_Texte extrait_
····················

Le Royaume-Uni est considéré comme un véritable paradis administratif pour les créateurs d’entreprises français : il est possible d’y créer sa société en un jour et au capital d’une livre ! Mais bien qu’il soit plus simple d’implanter une société en Angleterre qu’en France, il est important de se familiariser également avec les subtilités du droit du travail britannique. Julie Calleux, une des deux fondatrices et associées d’Employease, société de conseil en droit du travail britannique basée à Londres, nous en dit plus sur les différences entre la France et le Royaume-Uni en matière de législation du travail. Des propos extrêmement utiles, notamment si vous avez vous aussi le projet de tenter l’aventure entrepreneuriale outre-Manche.
D’un point de vue administratif, il est plus facile de créer une entreprise en Angleterre qu’en France. Est-ce c’est vrai également d’un point de vue du droit du travail ?
J’ai d’abord énormément de très bonnes nouvelles pour les employeurs : par exemple en Angleterre, la réglementation sur le temps de travail se limite à la directive européenne, notamment un temps maximum de 48 heures auquel le salarié peut renoncer. Il faut aussi deux ans d’ancienneté avant de pouvoir agir en unfair dismissal, l’équivalent du licenciement sans cause réelle et sérieuse.

····················

_Matériel_
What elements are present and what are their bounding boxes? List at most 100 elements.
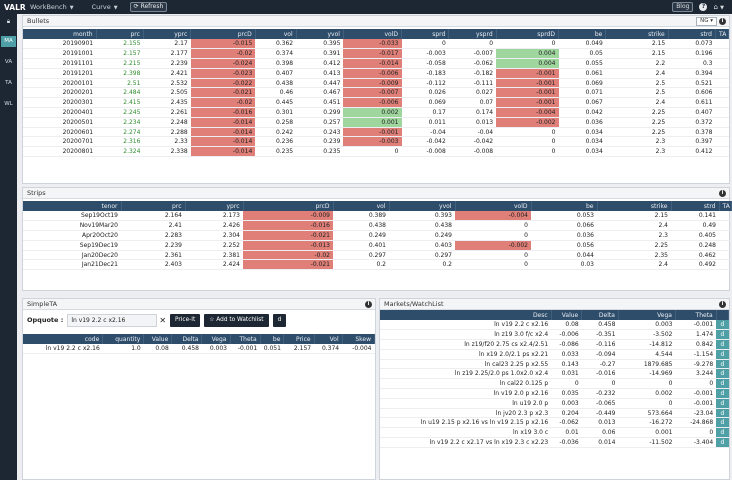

····················

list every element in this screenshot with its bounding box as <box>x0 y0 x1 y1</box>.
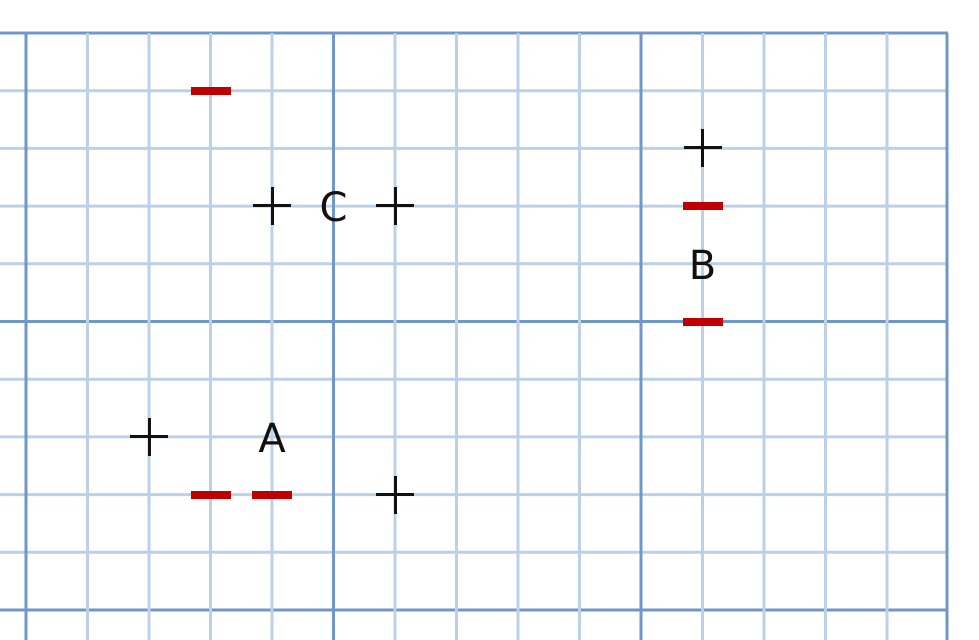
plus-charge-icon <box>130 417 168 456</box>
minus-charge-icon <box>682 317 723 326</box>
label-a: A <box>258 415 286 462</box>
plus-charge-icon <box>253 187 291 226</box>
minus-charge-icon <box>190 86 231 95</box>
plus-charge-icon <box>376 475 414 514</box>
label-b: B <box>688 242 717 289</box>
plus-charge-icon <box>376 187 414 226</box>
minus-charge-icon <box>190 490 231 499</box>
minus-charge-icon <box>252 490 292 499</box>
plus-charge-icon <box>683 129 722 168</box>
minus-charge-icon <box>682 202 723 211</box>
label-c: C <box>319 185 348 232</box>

····················

_Consigne_
D’après le texte sur le droit du travail britannique, quelle ancienneté un salarié doit-il avoir en Angleterre pour pouvoir agir en unfair dismissal ?

_Réponse_
Il lui faut deux ans d’ancienneté.